Find each line with "Faire" and copy it.

+++ ENTRIES SUPPLIED +++

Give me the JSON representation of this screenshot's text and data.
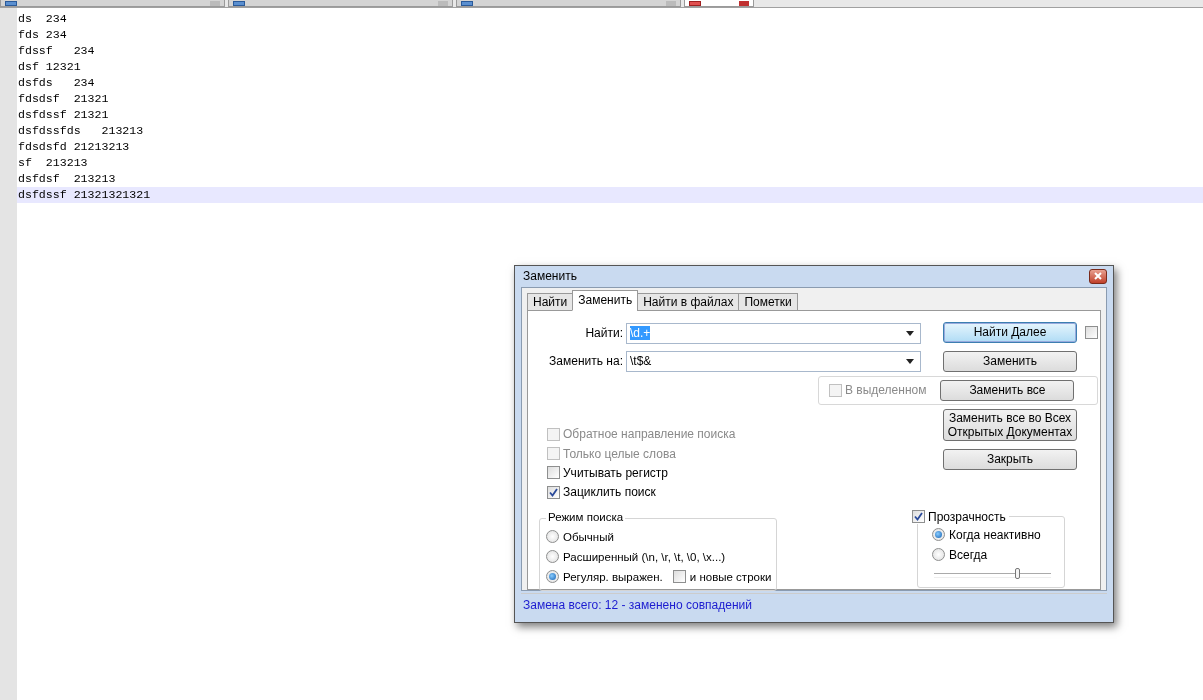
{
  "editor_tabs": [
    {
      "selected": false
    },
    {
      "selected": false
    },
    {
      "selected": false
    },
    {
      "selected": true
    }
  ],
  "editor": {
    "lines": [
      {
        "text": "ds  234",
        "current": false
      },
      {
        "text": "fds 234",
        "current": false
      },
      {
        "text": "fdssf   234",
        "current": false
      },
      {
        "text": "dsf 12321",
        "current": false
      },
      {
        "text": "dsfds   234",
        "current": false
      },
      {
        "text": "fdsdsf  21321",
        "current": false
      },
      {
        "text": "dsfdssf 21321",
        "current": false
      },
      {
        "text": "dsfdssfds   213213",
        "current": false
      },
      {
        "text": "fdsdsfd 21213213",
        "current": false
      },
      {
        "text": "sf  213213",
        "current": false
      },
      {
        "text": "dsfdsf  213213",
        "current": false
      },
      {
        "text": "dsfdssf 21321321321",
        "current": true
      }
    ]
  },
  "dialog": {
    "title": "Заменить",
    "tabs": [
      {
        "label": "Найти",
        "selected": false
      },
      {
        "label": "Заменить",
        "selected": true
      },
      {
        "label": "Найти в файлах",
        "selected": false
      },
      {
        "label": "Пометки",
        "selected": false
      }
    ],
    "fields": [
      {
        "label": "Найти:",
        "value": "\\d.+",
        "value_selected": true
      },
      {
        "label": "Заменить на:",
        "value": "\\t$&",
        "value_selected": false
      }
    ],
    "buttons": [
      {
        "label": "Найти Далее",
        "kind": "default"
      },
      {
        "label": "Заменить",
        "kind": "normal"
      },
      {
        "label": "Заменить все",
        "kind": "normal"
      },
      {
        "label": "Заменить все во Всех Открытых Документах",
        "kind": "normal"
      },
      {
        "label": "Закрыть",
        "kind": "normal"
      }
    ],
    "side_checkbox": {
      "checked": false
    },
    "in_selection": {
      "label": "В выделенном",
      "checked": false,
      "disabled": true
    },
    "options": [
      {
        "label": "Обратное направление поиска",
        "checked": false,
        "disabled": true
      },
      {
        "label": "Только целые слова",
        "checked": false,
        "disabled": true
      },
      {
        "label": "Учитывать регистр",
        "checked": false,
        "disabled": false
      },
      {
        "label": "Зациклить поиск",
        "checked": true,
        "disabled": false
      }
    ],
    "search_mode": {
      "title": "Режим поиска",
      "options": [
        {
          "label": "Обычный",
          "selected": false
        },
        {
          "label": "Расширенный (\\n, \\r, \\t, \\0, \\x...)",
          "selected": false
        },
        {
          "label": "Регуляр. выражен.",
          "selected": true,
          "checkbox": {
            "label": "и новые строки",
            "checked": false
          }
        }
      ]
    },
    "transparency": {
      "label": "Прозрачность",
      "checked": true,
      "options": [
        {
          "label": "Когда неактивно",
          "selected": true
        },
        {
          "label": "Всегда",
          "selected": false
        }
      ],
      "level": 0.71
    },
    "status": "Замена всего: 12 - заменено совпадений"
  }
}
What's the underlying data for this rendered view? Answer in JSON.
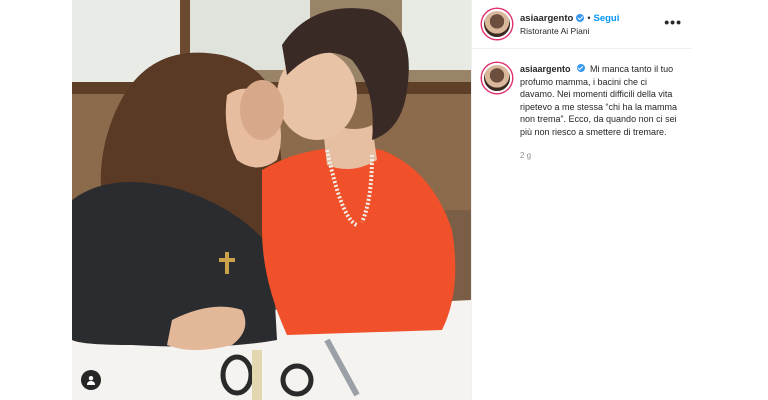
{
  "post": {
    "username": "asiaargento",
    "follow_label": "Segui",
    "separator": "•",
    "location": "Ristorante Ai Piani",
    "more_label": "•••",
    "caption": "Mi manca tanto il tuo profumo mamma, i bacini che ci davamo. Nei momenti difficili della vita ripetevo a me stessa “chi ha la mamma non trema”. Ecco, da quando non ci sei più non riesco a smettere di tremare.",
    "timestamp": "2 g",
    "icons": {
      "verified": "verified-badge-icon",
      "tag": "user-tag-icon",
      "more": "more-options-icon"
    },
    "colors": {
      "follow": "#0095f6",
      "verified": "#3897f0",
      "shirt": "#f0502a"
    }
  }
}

+++
+++ ENTRIES SUPPLIED +++

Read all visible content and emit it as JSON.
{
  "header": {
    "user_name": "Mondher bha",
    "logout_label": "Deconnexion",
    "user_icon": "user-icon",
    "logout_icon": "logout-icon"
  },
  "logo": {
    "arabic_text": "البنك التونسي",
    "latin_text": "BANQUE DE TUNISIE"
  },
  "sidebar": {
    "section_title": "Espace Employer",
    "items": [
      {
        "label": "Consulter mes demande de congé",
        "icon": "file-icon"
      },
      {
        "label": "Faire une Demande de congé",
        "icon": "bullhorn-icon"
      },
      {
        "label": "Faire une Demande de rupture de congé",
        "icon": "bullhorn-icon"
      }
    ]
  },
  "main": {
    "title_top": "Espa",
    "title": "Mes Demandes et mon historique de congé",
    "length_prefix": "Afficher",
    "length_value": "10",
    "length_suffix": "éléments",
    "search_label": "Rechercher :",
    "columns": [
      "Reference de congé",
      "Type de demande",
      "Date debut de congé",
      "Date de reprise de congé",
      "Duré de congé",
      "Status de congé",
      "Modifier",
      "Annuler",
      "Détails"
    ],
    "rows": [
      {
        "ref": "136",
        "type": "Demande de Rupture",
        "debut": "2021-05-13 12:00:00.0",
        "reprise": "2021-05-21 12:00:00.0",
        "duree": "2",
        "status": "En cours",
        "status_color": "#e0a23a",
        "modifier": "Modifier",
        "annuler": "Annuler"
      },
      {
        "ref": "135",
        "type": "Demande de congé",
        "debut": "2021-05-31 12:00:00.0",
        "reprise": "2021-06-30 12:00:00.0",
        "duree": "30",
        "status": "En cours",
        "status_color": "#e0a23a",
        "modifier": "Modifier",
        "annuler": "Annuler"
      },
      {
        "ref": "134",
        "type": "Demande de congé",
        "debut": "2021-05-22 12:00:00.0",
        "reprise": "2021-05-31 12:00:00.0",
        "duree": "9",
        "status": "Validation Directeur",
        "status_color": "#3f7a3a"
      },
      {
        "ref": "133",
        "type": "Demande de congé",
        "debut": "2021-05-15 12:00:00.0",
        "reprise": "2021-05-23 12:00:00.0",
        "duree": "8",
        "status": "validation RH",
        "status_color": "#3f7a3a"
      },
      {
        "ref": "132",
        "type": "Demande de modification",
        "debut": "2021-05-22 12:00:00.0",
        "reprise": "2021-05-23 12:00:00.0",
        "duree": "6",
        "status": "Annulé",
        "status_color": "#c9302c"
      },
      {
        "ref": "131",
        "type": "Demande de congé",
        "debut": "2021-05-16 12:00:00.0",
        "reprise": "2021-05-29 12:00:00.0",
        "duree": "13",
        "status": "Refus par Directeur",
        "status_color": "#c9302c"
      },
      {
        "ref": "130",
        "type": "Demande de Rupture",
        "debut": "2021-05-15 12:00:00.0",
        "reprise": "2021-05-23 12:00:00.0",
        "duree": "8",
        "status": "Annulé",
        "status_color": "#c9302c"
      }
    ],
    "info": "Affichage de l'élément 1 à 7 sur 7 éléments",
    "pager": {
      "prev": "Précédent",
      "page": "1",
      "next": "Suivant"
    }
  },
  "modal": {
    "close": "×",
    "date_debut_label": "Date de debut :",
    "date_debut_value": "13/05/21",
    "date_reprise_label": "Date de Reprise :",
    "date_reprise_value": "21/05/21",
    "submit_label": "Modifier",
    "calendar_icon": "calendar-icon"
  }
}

+++

> **WRITTEN RESPONSE**:
        "label": "Faire une Demande de congé",
        "label": "Faire une Demande de rupture de congé",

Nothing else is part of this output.